What you should do
Reproduce the material word for word; the images stay out.

Record set
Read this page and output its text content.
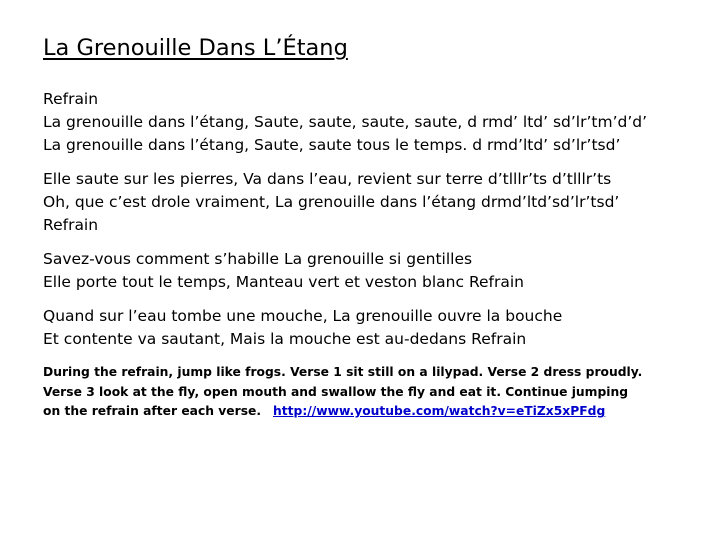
La Grenouille Dans L’Étang
Refrain
La grenouille dans l’étang, Saute, saute, saute, saute, d rmd’ ltd’ sd’lr’tm’d’d’
La grenouille dans l’étang, Saute, saute tous le temps. d rmd’ltd’ sd’lr’tsd’
Elle saute sur les pierres, Va dans l’eau, revient sur terre d’tlllr’ts d’tlllr’ts
Oh, que c’est drole vraiment, La grenouille dans l’étang drmd’ltd’sd’lr’tsd’
Refrain
Savez-vous comment s’habille La grenouille si gentilles
Elle porte tout le temps, Manteau vert et veston blanc Refrain
Quand sur l’eau tombe une mouche, La grenouille ouvre la bouche
Et contente va sautant, Mais la mouche est au-dedans Refrain
During the refrain, jump like frogs. Verse 1 sit still on a lilypad. Verse 2 dress proudly.
Verse 3 look at the fly, open mouth and swallow the fly and eat it. Continue jumping
on the refrain after each verse. http://www.youtube.com/watch?v=eTiZx5xPFdg
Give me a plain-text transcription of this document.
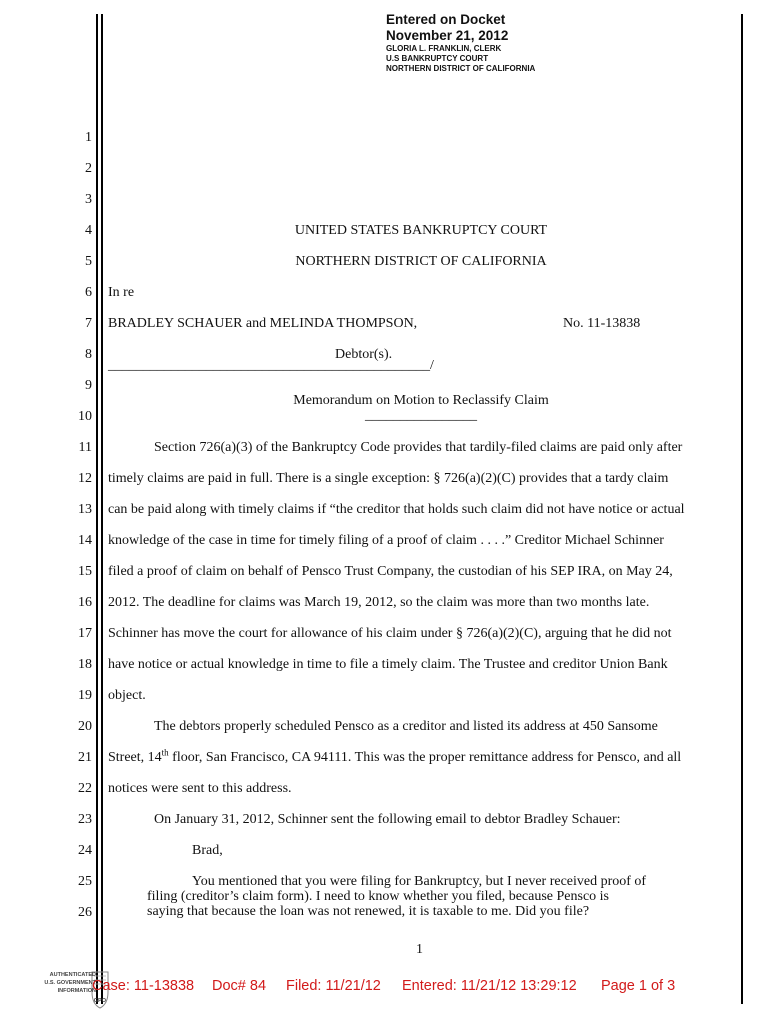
Entered on Docket
November 21, 2012
GLORIA L. FRANKLIN, CLERK
U.S BANKRUPTCY COURT
NORTHERN DISTRICT OF CALIFORNIA
1
2
3
4
5
6
7
8
9
10
11
12
13
14
15
16
17
18
19
20
21
22
23
24
25
26
UNITED STATES BANKRUPTCY COURT
NORTHERN DISTRICT OF CALIFORNIA
In re
BRADLEY SCHAUER and MELINDA THOMPSON,	No. 11-13838
Debtor(s).
______________________________________________/
Memorandum on Motion to Reclassify Claim
________________
Section 726(a)(3) of the Bankruptcy Code provides that tardily-filed claims are paid only after
timely claims are paid in full. There is a single exception: § 726(a)(2)(C) provides that a tardy claim
can be paid along with timely claims if “the creditor that holds such claim did not have notice or actual
knowledge of the case in time for timely filing of a proof of claim . . . .” Creditor Michael Schinner
filed a proof of claim on behalf of Pensco Trust Company, the custodian of his SEP IRA, on May 24,
2012. The deadline for claims was March 19, 2012, so the claim was more than two months late.
Schinner has move the court for allowance of his claim under § 726(a)(2)(C), arguing that he did not
have notice or actual knowledge in time to file a timely claim. The Trustee and creditor Union Bank
object.
The debtors properly scheduled Pensco as a creditor and listed its address at 450 Sansome
Street, 14th floor, San Francisco, CA 94111. This was the proper remittance address for Pensco, and all
notices were sent to this address.
On January 31, 2012, Schinner sent the following email to debtor Bradley Schauer:
Brad,
You mentioned that you were filing for Bankruptcy, but I never received proof of
filing (creditor’s claim form). I need to know whether you filed, because Pensco is
saying that because the loan was not renewed, it is taxable to me. Did you file?
1
AUTHENTICATED
U.S. GOVERNMENT
INFORMATION
GPO
Case: 11-13838 Doc# 84 Filed: 11/21/12 Entered: 11/21/12 13:29:12 Page 1 of 3
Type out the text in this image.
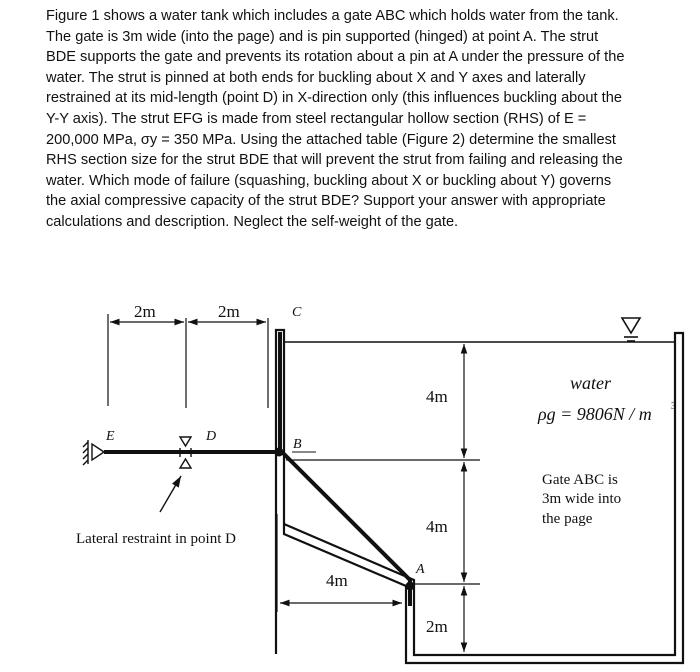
Figure 1 shows a water tank which includes a gate ABC which holds water from the tank.
The gate is 3m wide (into the page) and is pin supported (hinged) at point A. The strut
BDE supports the gate and prevents its rotation about a pin at A under the pressure of the
water. The strut is pinned at both ends for buckling about X and Y axes and laterally
restrained at its mid-length (point D) in X-direction only (this influences buckling about the
Y-Y axis). The strut EFG is made from steel rectangular hollow section (RHS) of E =
200,000 MPa, σy = 350 MPa. Using the attached table (Figure 2) determine the smallest
RHS section size for the strut BDE that will prevent the strut from failing and releasing the
water. Which mode of failure (squashing, buckling about X or buckling about Y) governs
the axial compressive capacity of the strut BDE? Support your answer with appropriate
calculations and description. Neglect the self-weight of the gate.
2m	2m
4m
4m
4m
2m
C
B
A
E	D
water
ρg = 9806N / m 3
Gate ABC is
3m wide into
the page
Lateral restraint in point D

Task solution
Read this page and output its text content.
La Grenouille Dans L’Étang
Refrain
La grenouille dans l’étang, Saute, saute, saute, saute, d rmd’ ltd’ sd’lr’tm’d’d’
La grenouille dans l’étang, Saute, saute tous le temps. d rmd’ltd’ sd’lr’tsd’
Elle saute sur les pierres, Va dans l’eau, revient sur terre d’tlllr’ts d’tlllr’ts
Oh, que c’est drole vraiment, La grenouille dans l’étang drmd’ltd’sd’lr’tsd’
Refrain
Savez-vous comment s’habille La grenouille si gentilles
Elle porte tout le temps, Manteau vert et veston blanc Refrain
Quand sur l’eau tombe une mouche, La grenouille ouvre la bouche
Et contente va sautant, Mais la mouche est au-dedans Refrain
During the refrain, jump like frogs. Verse 1 sit still on a lilypad. Verse 2 dress proudly.
Verse 3 look at the fly, open mouth and swallow the fly and eat it. Continue jumping
on the refrain after each verse. http://www.youtube.com/watch?v=eTiZx5xPFdg
Give me a plain-text transcription of this document.
Entered on Docket
November 21, 2012
GLORIA L. FRANKLIN, CLERK
U.S BANKRUPTCY COURT
NORTHERN DISTRICT OF CALIFORNIA
1
2
3
4
5
6
7
8
9
10
11
12
13
14
15
16
17
18
19
20
21
22
23
24
25
26
UNITED STATES BANKRUPTCY COURT
NORTHERN DISTRICT OF CALIFORNIA
In re
BRADLEY SCHAUER and MELINDA THOMPSON,	No. 11-13838
Debtor(s).
______________________________________________/
Memorandum on Motion to Reclassify Claim
________________
Section 726(a)(3) of the Bankruptcy Code provides that tardily-filed claims are paid only after
timely claims are paid in full. There is a single exception: § 726(a)(2)(C) provides that a tardy claim
can be paid along with timely claims if “the creditor that holds such claim did not have notice or actual
knowledge of the case in time for timely filing of a proof of claim . . . .” Creditor Michael Schinner
filed a proof of claim on behalf of Pensco Trust Company, the custodian of his SEP IRA, on May 24,
2012. The deadline for claims was March 19, 2012, so the claim was more than two months late.
Schinner has move the court for allowance of his claim under § 726(a)(2)(C), arguing that he did not
have notice or actual knowledge in time to file a timely claim. The Trustee and creditor Union Bank
object.
The debtors properly scheduled Pensco as a creditor and listed its address at 450 Sansome
Street, 14th floor, San Francisco, CA 94111. This was the proper remittance address for Pensco, and all
notices were sent to this address.
On January 31, 2012, Schinner sent the following email to debtor Bradley Schauer:
Brad,
You mentioned that you were filing for Bankruptcy, but I never received proof of
filing (creditor’s claim form). I need to know whether you filed, because Pensco is
saying that because the loan was not renewed, it is taxable to me. Did you file?
1
AUTHENTICATED
U.S. GOVERNMENT
INFORMATION
GPO
Case: 11-13838 Doc# 84 Filed: 11/21/12 Entered: 11/21/12 13:29:12 Page 1 of 3
Type out the text in this image.
Figure 1 shows a water tank which includes a gate ABC which holds water from the tank.
The gate is 3m wide (into the page) and is pin supported (hinged) at point A. The strut
BDE supports the gate and prevents its rotation about a pin at A under the pressure of the
water. The strut is pinned at both ends for buckling about X and Y axes and laterally
restrained at its mid-length (point D) in X-direction only (this influences buckling about the
Y-Y axis). The strut EFG is made from steel rectangular hollow section (RHS) of E =
200,000 MPa, σy = 350 MPa. Using the attached table (Figure 2) determine the smallest
RHS section size for the strut BDE that will prevent the strut from failing and releasing the
water. Which mode of failure (squashing, buckling about X or buckling about Y) governs
the axial compressive capacity of the strut BDE? Support your answer with appropriate
calculations and description. Neglect the self-weight of the gate.
2m	2m
4m
4m
4m
2m
C
B
A
E	D
water
ρg = 9806N / m 3
Gate ABC is
3m wide into
the page
Lateral restraint in point D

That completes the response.